Each line that holds the word "screenshot" should be returned.

Dataset entries on figures
____________________

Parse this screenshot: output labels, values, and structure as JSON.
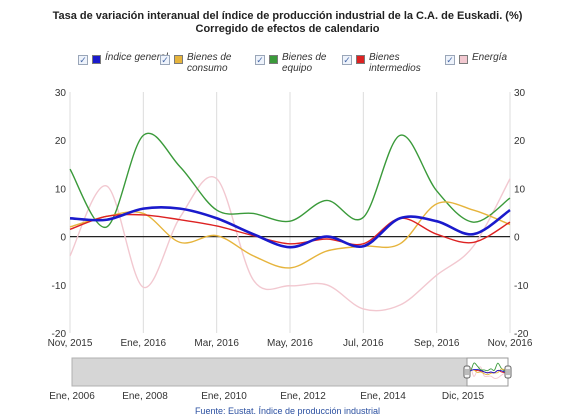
{
  "title_line1": "Tasa de variación interanual del índice de producción industrial de la C.A. de Euskadi. (%)",
  "title_line2": "Corregido de efectos de calendario",
  "source": "Fuente: Eustat. Índice de producción industrial",
  "legend": [
    {
      "label": "Índice general",
      "color": "#1a1acc",
      "checked": "✓"
    },
    {
      "label": "Bienes de consumo",
      "color": "#e6b43c",
      "checked": "✓"
    },
    {
      "label": "Bienes de equipo",
      "color": "#3a9a3a",
      "checked": "✓"
    },
    {
      "label": "Bienes intermedios",
      "color": "#dd2222",
      "checked": "✓"
    },
    {
      "label": "Energía",
      "color": "#f2c8d0",
      "checked": "✓"
    }
  ],
  "chart_data": {
    "type": "line",
    "x": [
      "Nov, 2015",
      "Dic, 2015",
      "Ene, 2016",
      "Feb, 2016",
      "Mar, 2016",
      "Abr, 2016",
      "May, 2016",
      "Jun, 2016",
      "Jul, 2016",
      "Ago, 2016",
      "Sep, 2016",
      "Oct, 2016",
      "Nov, 2016"
    ],
    "x_tick_labels": [
      "Nov, 2015",
      "Ene, 2016",
      "Mar, 2016",
      "May, 2016",
      "Jul, 2016",
      "Sep, 2016",
      "Nov, 2016"
    ],
    "ylim": [
      -20,
      30
    ],
    "y_ticks": [
      -20,
      -10,
      0,
      10,
      20,
      30
    ],
    "grid": "vertical",
    "series": [
      {
        "name": "Índice general",
        "color": "#1a1acc",
        "values": [
          3.8,
          3.5,
          5.8,
          5.8,
          3.8,
          0.5,
          -2.2,
          0,
          -2,
          3.8,
          3.2,
          0.5,
          5.5
        ]
      },
      {
        "name": "Bienes de consumo",
        "color": "#e6b43c",
        "values": [
          2,
          4.2,
          4.8,
          -1.2,
          0.2,
          -4,
          -6.5,
          -3,
          -2,
          -1.5,
          6.8,
          5.5,
          2.5
        ]
      },
      {
        "name": "Bienes de equipo",
        "color": "#3a9a3a",
        "values": [
          14,
          2,
          21,
          14.5,
          5.5,
          4.8,
          3.2,
          7.5,
          4,
          21,
          9.5,
          3,
          8
        ]
      },
      {
        "name": "Bienes intermedios",
        "color": "#dd2222",
        "values": [
          1.5,
          4.2,
          4.5,
          3.5,
          2.2,
          0.2,
          -1.5,
          -0.5,
          -1.5,
          3.8,
          0.5,
          -1.2,
          3
        ]
      },
      {
        "name": "Energía",
        "color": "#f2c8d0",
        "values": [
          -4,
          10.5,
          -10.5,
          4,
          12,
          -9,
          -10.2,
          -10,
          -15,
          -14.2,
          -8,
          -2,
          12
        ]
      }
    ],
    "navigator": {
      "x_labels": [
        "Ene, 2006",
        "Ene, 2008",
        "Ene, 2010",
        "Ene, 2012",
        "Ene, 2014",
        "Dic, 2015"
      ],
      "range_start": "Nov, 2015",
      "range_end": "Nov, 2016"
    }
  }
}
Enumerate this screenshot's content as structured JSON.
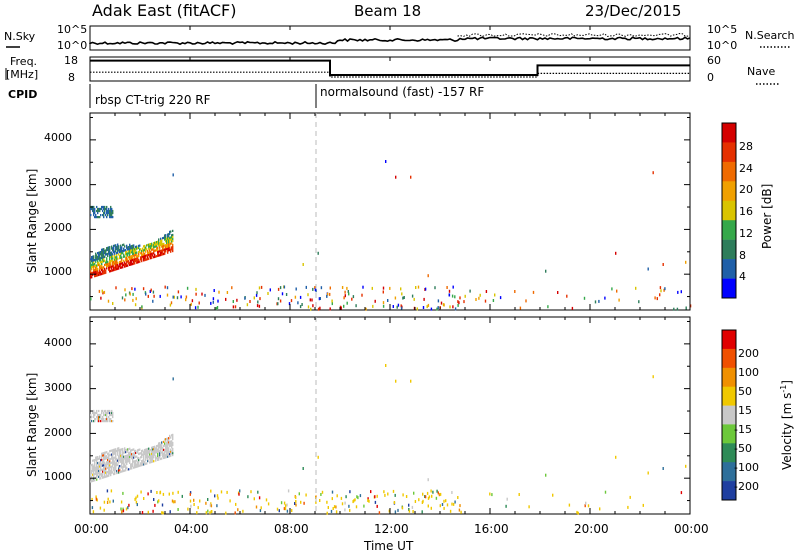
{
  "header": {
    "station": "Adak East (fitACF)",
    "beam": "Beam 18",
    "date": "23/Dec/2015"
  },
  "top_panels": {
    "nsky_label": "N.Sky",
    "nsky_ticks": [
      "10^5",
      "10^0"
    ],
    "nsearch_label": "N.Search",
    "nsearch_ticks": [
      "10^5",
      "10^0"
    ],
    "freq_label_1": "Freq.",
    "freq_label_2": "[MHz]",
    "freq_ticks": [
      "18",
      "8"
    ],
    "nave_label": "Nave",
    "nave_ticks": [
      "60",
      "0"
    ],
    "cpid_label": "CPID",
    "cpid_segments": [
      {
        "start_hour": 0,
        "text": "rbsp CT-trig 220 RF"
      },
      {
        "start_hour": 9.0,
        "text": "normalsound (fast) -157 RF"
      }
    ]
  },
  "xaxis": {
    "label": "Time UT",
    "ticks": [
      "00:00",
      "04:00",
      "08:00",
      "12:00",
      "16:00",
      "20:00",
      "00:00"
    ]
  },
  "power_panel": {
    "ylabel": "Slant Range [km]",
    "yticks": [
      "1000",
      "2000",
      "3000",
      "4000"
    ],
    "colorbar_label": "Power [dB]",
    "colorbar_ticks": [
      "28",
      "24",
      "20",
      "16",
      "12",
      "8",
      "4"
    ],
    "colors": [
      "#0000ff",
      "#1f5fa8",
      "#2e7d5b",
      "#35a84a",
      "#d9c400",
      "#f0a000",
      "#ef6a00",
      "#e53000",
      "#d40000"
    ]
  },
  "velocity_panel": {
    "ylabel": "Slant Range [km]",
    "yticks": [
      "1000",
      "2000",
      "3000",
      "4000"
    ],
    "colorbar_label": "Velocity [m s",
    "colorbar_label_sup": "-1",
    "colorbar_label_end": "]",
    "colorbar_ticks": [
      "200",
      "100",
      "50",
      "15",
      "-15",
      "-50",
      "-100",
      "-200"
    ],
    "colors": [
      "#1f3fa0",
      "#2e6f9a",
      "#2e8b57",
      "#6cc83a",
      "#c8c8c8",
      "#f0c800",
      "#f09000",
      "#f05000",
      "#e00000"
    ]
  },
  "chart_data": {
    "type": "heatmap",
    "title": "Adak East (fitACF) Beam 18 23/Dec/2015",
    "xlabel": "Time UT",
    "ylabel": "Slant Range [km]",
    "xlim": [
      0,
      24
    ],
    "ylim": [
      200,
      4600
    ],
    "series": [
      {
        "name": "Power [dB]",
        "range": [
          0,
          32
        ]
      },
      {
        "name": "Velocity [m s-1]",
        "range": [
          -250,
          250
        ]
      }
    ],
    "ancillary": {
      "freq_MHz_segments": [
        {
          "start": 0,
          "end": 9.6,
          "value": 16.5
        },
        {
          "start": 9.6,
          "end": 17.9,
          "value": 10.5
        },
        {
          "start": 17.9,
          "end": 24,
          "value": 14.5
        }
      ],
      "nave_segments": [
        {
          "start": 0,
          "end": 9.6,
          "value": 22
        },
        {
          "start": 9.6,
          "end": 17.9,
          "value": 10
        },
        {
          "start": 17.9,
          "end": 24,
          "value": 19
        }
      ]
    }
  }
}
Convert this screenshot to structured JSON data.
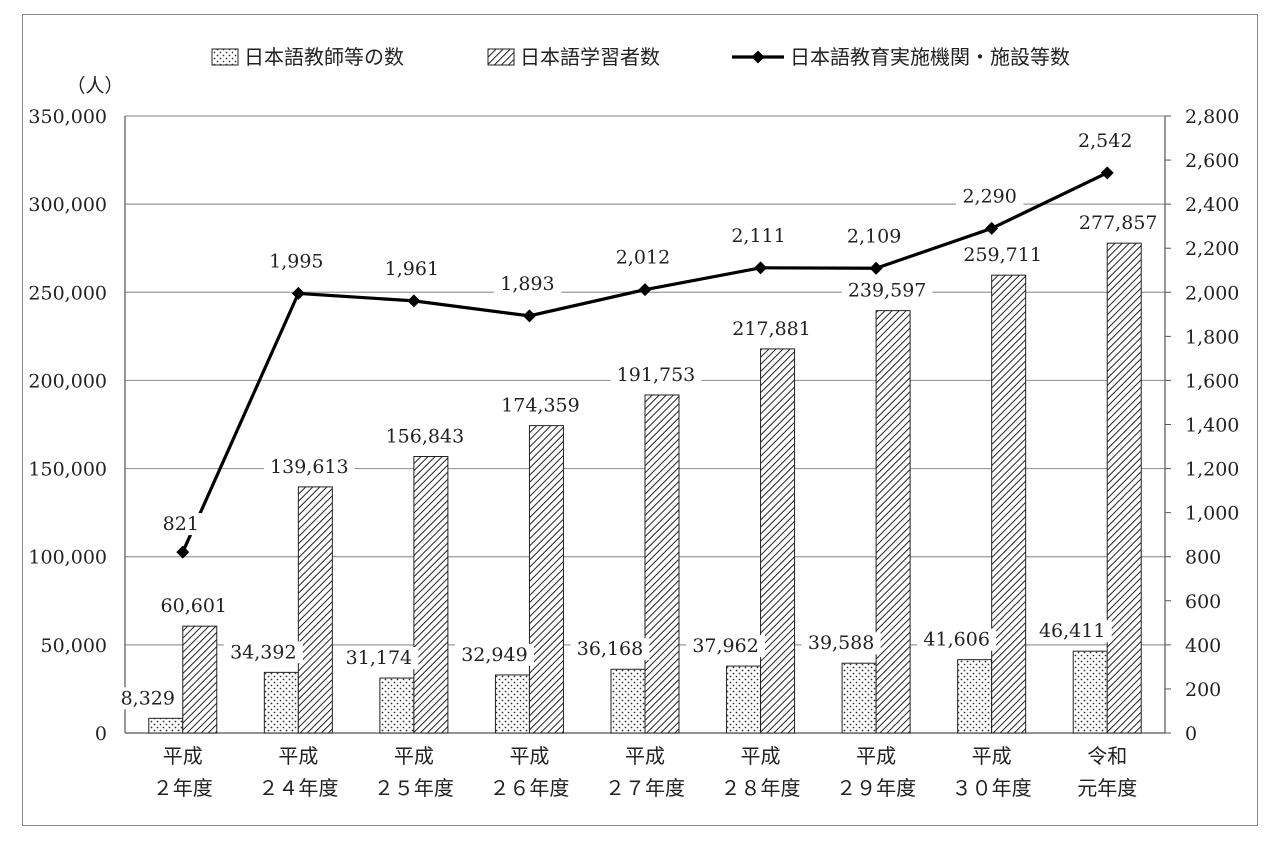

____________________

Task solution:
Parse this screenshot: output labels, values, and structure as JSON.
Enumerate this screenshot's content as structured JSON.
Convert this screenshot to structured JSON data.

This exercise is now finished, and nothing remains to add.